* Opdracht a: Schrijf uit de rijen letterlijk het stuk over dat begint met de regel waarin "metal-name: Platinum:PLAT RU" staat en eindigt met de regel waarin "screw-thread bbox=[502, 174, 522, 241]" staat, beide regels inbegrepen.

* Geciteerde tekst:
========

Thema's

Werk en Inkomen

Ondersteuning voor huishoudens met een laag inkomen

In Nijmegen maken veel huishoudens gebruik van regelingen voor inkomensondersteuning. Alleen al de Energietoeslag 2022 is voor 21.000 adressen uitgekeerd. Maak ook van de "reguliere" gemeentelijke inkomensregelingen als Individuele Inkomenstoeslag of het busabonnement maken vele huishoudens gebruik. Het Nibud heeft berekend dat huishoudens die consequent gebruik maken van alle regelingen in Nijmegen voldoende budget hebben om van te leven.
Toch zijn er ook huishoudens met schulden, waarvoor de gemeente schuldhulpverlenings- en preventieactiviteiten inzet.
Zo'n 3.500 Nijmeegse huishoudens/personen kunnen niet op eigen kracht hun financiën regelen en zijn onder bewind gesteld.

Gebruik van regelingen voor inkomensondersteuning

Voor huishoudens met een laag inkomen zijn er in Nijmegen verschillende gemeentelijke regelingen om financiële ondersteuning te krijgen. De belangrijkste daarvan zijn:

  • Individuele Inkomenstoeslag
    Wanneer huishoudens langdurig een laag inkomen hebben, hebben zij recht op de Individuele Inkomens Toeslag, een vast bedrag per jaar. In 2023 ontvingen ongeveer 5.800 huishoudens deze toeslag. Dit zijn er net zoveel als in 2021 en iets meer dan vorig jaar.

========

Annotatiegegevens visuele opmaak:
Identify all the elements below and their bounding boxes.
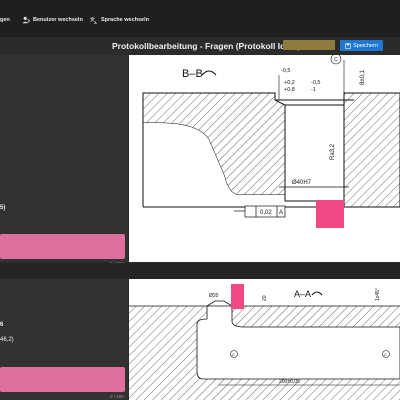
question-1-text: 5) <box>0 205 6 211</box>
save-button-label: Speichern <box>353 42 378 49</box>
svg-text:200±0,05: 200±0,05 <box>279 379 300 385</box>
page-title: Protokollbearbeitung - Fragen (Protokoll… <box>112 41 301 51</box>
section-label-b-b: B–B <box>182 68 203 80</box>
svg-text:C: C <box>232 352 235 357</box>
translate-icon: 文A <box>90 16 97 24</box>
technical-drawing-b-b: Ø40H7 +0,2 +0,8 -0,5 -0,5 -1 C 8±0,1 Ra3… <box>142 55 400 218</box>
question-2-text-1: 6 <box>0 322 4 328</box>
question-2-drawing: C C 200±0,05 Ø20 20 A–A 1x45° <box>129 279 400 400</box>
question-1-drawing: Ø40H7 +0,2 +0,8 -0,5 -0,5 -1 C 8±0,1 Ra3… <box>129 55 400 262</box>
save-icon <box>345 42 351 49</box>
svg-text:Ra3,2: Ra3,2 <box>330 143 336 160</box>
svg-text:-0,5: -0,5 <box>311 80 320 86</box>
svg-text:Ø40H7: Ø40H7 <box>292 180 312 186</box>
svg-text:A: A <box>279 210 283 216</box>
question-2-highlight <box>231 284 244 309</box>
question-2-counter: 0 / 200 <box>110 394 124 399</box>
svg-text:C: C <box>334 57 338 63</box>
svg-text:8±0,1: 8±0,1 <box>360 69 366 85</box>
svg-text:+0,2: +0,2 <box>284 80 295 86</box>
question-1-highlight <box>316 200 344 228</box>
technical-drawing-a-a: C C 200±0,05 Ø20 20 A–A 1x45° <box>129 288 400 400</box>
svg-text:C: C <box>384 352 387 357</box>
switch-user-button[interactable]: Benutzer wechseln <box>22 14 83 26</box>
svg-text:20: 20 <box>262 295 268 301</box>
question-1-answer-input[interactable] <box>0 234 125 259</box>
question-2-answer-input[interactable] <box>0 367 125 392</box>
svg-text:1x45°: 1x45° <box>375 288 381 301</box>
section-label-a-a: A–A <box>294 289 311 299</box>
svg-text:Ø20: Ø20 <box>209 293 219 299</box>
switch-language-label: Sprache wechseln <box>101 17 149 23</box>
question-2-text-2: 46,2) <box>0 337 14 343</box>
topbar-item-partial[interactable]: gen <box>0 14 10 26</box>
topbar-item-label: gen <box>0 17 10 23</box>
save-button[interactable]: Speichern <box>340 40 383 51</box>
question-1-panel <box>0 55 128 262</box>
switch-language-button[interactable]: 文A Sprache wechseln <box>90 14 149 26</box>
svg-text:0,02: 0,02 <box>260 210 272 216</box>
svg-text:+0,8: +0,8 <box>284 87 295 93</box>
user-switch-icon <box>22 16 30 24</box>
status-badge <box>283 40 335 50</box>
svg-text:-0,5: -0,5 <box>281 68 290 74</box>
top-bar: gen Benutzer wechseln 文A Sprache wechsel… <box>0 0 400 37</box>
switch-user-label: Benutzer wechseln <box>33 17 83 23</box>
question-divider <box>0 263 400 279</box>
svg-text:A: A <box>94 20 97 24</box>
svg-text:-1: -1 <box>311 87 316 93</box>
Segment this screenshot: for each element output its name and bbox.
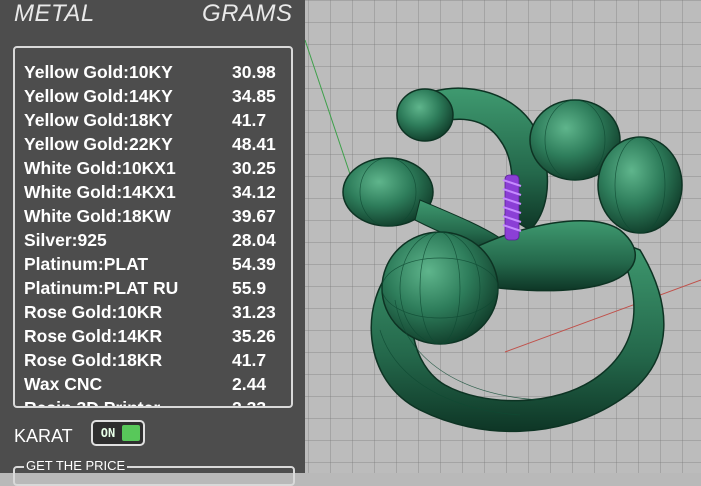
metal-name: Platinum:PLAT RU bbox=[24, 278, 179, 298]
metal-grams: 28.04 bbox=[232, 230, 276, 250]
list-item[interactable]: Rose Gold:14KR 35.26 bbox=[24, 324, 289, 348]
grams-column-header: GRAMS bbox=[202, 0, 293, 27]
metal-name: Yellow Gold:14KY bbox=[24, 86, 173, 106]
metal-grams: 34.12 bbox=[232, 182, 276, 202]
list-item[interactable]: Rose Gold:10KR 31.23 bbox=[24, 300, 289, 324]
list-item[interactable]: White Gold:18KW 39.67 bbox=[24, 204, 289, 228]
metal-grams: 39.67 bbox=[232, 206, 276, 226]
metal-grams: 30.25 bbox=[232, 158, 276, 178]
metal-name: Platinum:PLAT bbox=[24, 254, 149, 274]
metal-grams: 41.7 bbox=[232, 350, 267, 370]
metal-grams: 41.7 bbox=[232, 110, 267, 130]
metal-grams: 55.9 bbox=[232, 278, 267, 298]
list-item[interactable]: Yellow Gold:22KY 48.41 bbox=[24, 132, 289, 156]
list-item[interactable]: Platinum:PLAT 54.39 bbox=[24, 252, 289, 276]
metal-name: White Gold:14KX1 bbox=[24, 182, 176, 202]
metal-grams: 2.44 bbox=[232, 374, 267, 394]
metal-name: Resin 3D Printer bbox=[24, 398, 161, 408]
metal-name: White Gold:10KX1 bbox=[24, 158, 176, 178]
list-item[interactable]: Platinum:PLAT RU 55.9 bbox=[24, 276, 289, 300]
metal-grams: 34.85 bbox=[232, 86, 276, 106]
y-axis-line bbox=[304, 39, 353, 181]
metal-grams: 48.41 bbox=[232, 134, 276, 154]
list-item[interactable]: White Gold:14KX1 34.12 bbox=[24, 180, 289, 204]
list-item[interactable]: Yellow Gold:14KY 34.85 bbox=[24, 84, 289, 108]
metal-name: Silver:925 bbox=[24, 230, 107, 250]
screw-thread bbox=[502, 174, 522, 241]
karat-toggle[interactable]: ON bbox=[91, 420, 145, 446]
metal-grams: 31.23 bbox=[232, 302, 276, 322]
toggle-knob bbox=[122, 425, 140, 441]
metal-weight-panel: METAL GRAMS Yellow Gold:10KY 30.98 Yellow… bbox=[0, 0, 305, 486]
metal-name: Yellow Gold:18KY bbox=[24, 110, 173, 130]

========

* Opdracht b: Pak de tekst over inkomensondersteuning in Nijmegen weer op en schrijf verder na de laatste zin die te zien is.

* Uitvoer a:
metal-name: Platinum:PLAT RU bbox=[24, 278, 179, 298]
metal-grams: 28.04 bbox=[232, 230, 276, 250]
list-item[interactable]: Rose Gold:14KR 35.26 bbox=[24, 324, 289, 348]
grams-column-header: GRAMS bbox=[202, 0, 293, 27]
metal-name: Yellow Gold:14KY bbox=[24, 86, 173, 106]
metal-grams: 34.12 bbox=[232, 182, 276, 202]
list-item[interactable]: Rose Gold:10KR 31.23 bbox=[24, 300, 289, 324]
list-item[interactable]: White Gold:18KW 39.67 bbox=[24, 204, 289, 228]
metal-grams: 39.67 bbox=[232, 206, 276, 226]
metal-grams: 30.25 bbox=[232, 158, 276, 178]
metal-name: Platinum:PLAT bbox=[24, 254, 149, 274]
metal-grams: 41.7 bbox=[232, 350, 267, 370]
metal-grams: 41.7 bbox=[232, 110, 267, 130]
metal-grams: 55.9 bbox=[232, 278, 267, 298]
list-item[interactable]: Yellow Gold:22KY 48.41 bbox=[24, 132, 289, 156]
list-item[interactable]: Platinum:PLAT 54.39 bbox=[24, 252, 289, 276]
metal-name: White Gold:14KX1 bbox=[24, 182, 176, 202]
metal-grams: 2.44 bbox=[232, 374, 267, 394]
metal-name: Resin 3D Printer bbox=[24, 398, 161, 408]
metal-name: White Gold:10KX1 bbox=[24, 158, 176, 178]
list-item[interactable]: Platinum:PLAT RU 55.9 bbox=[24, 276, 289, 300]
metal-grams: 34.85 bbox=[232, 86, 276, 106]
y-axis-line bbox=[304, 39, 353, 181]
metal-grams: 48.41 bbox=[232, 134, 276, 154]
list-item[interactable]: White Gold:14KX1 34.12 bbox=[24, 180, 289, 204]
list-item[interactable]: Yellow Gold:14KY 34.85 bbox=[24, 84, 289, 108]
metal-name: Silver:925 bbox=[24, 230, 107, 250]
screw-thread bbox=[502, 174, 522, 241]

* Uitvoer b:
  • Individuele Studietoeslag
    Voor studenten die door een beperking niet in staat zijn naast hun studie wat bij te verdienen is er een (maandelijks uitbetaalde) individuele studietoeslag. Ongeveer 470 studenten maakten daar in 2023 gebruik van. Hoewel deze groep absoluut gezien niet groot is, is er in vergelijking tot voorgaande jaren wel sprake van een flinke stijging.
  • Individuele bijzondere bijstand
    Huishoudens kunnen bijzondere bijstand aanvragen voor extra uitgaven, bijv. in verband met inrichting of bijzondere zorg of voor beheer- en bewindkosten. Ongeveer 5100 personen kregen in 2023 zulke bijzondere bijstand, ongeveer vergelijkbaar met 2022.
  • Meedoenregeling
    Via de Meedoenregeling kunnen mensen met een laag inkomen voor maximaal €150 aan een cursus of activiteit meedoen. In 2023 hebben meer dan 7000 hiervan gebruik gemaakt. Het aantal gebruikers van de Meedoenregeling stijgt al een paar jaar. Dat komt ook doordat  de inkomensgrens tot waar je gebruik kunt maken van deze regeling twee jaar achtereen verhoogd is. In 2022 van 110% naar 130% van het sociaal minimum en in 2023 naar 140%. Maar ook is mogelijk dat het gebruik de jaren daarvoor onder invloed van de corona-crisis juist laag is geweest.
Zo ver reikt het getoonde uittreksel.